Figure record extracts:
╭──

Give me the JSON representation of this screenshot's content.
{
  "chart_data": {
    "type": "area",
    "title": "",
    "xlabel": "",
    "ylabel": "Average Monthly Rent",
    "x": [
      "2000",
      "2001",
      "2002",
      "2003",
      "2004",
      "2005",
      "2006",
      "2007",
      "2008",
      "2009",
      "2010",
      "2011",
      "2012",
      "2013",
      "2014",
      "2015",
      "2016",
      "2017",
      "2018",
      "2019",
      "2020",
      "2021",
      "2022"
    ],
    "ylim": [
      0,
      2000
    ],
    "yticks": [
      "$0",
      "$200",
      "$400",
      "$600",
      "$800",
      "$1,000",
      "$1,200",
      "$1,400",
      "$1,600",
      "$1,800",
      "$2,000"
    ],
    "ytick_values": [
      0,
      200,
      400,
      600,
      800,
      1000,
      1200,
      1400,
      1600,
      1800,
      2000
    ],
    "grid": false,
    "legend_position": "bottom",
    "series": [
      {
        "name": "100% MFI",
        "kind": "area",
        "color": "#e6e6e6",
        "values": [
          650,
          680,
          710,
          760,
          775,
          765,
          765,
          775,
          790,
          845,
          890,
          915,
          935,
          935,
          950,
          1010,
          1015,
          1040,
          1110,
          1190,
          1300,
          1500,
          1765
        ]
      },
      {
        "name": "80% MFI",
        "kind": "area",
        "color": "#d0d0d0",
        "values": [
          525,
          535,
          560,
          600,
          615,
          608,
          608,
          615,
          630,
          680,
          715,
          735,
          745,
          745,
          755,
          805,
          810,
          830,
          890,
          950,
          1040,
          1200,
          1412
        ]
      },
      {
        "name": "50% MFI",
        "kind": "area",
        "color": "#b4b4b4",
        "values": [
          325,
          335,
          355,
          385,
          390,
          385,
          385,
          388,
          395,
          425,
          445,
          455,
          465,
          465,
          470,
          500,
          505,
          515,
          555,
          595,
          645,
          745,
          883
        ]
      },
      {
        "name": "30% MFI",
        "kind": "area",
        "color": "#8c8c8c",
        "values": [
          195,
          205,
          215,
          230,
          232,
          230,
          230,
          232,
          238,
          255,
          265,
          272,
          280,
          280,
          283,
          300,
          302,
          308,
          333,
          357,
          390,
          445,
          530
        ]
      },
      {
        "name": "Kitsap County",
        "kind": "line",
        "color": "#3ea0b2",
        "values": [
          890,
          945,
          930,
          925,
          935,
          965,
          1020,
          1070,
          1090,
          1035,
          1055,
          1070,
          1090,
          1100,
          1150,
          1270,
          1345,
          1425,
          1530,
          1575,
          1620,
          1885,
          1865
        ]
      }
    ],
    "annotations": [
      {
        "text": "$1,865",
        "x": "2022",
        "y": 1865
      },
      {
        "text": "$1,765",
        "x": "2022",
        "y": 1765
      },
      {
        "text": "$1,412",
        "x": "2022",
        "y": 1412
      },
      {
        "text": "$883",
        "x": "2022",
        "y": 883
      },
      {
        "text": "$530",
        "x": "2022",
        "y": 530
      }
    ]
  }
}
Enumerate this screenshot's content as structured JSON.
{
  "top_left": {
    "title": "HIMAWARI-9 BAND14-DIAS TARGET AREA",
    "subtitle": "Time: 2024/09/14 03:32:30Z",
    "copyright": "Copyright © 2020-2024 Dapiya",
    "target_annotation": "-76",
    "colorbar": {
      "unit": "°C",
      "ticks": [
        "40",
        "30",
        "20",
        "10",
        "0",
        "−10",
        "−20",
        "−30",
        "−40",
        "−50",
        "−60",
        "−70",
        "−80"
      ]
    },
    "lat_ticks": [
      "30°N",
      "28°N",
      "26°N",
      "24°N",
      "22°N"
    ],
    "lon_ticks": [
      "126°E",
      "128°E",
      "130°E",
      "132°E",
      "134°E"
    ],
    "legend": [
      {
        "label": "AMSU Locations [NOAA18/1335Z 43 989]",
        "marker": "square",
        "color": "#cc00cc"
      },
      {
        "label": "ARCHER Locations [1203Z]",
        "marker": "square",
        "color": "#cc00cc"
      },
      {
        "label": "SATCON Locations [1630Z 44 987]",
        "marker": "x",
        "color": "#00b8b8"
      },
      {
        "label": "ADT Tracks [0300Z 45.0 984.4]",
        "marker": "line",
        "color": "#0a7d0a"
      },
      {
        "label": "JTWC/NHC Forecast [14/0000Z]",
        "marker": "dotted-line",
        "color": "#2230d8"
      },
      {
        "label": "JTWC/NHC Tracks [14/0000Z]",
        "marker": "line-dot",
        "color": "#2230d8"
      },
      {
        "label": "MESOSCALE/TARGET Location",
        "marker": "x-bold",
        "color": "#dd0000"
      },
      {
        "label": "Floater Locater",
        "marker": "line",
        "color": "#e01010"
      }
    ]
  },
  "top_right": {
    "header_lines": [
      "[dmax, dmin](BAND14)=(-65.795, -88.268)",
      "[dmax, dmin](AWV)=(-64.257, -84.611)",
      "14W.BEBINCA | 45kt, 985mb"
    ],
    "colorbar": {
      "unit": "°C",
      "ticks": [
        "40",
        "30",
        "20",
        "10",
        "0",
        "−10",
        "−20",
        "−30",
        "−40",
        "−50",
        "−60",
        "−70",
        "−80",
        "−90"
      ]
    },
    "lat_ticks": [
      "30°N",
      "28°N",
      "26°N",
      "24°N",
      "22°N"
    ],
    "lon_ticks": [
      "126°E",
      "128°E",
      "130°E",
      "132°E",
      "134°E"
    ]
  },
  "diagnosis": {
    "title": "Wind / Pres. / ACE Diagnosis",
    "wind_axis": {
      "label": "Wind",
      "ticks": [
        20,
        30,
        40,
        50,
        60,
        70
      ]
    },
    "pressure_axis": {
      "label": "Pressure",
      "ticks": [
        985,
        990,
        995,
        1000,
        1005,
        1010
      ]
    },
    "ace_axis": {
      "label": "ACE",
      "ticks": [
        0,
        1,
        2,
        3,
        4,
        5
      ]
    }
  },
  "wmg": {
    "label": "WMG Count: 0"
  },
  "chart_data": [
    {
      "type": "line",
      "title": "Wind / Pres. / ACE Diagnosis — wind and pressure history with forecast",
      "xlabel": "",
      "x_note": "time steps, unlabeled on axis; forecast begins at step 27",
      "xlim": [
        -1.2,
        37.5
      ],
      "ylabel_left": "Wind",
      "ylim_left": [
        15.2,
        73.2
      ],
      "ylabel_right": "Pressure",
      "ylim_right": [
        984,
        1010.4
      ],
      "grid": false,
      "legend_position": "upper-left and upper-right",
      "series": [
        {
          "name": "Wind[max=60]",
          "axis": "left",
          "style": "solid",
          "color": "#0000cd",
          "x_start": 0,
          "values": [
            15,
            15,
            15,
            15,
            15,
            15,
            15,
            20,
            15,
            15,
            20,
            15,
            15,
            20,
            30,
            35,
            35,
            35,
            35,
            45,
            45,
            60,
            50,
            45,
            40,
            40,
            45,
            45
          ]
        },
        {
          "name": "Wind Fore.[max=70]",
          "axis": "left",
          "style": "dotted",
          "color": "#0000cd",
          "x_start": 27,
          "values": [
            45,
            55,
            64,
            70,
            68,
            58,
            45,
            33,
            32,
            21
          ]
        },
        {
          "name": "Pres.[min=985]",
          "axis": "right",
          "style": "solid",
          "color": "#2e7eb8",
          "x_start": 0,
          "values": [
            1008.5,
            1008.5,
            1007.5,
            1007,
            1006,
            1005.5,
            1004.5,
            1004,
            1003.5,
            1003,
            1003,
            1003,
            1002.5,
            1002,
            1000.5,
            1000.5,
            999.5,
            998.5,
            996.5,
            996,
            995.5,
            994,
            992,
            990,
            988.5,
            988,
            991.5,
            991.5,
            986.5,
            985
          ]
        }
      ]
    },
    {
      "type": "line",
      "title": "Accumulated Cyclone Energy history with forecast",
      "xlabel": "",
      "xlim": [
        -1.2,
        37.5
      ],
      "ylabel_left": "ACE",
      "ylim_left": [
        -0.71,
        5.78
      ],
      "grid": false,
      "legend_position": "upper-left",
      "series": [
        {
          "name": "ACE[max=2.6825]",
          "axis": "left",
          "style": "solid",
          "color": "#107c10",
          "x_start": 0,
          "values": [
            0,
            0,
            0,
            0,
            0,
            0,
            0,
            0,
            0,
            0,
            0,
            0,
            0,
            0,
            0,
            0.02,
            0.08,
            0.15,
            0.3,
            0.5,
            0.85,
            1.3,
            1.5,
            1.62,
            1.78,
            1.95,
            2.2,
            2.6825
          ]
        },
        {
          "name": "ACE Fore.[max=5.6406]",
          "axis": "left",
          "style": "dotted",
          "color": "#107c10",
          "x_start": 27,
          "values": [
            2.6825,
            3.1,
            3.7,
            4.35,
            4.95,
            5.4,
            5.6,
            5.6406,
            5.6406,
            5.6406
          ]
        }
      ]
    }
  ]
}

╰──

* _CHALLENGE_
Locate all lines holding the word "marker", then copy them out.

* _TASK ANSWER_
        "marker": "square",
        "marker": "square",
        "marker": "x",
        "marker": "line",
        "marker": "dotted-line",
        "marker": "line-dot",
        "marker": "x-bold",
        "marker": "line",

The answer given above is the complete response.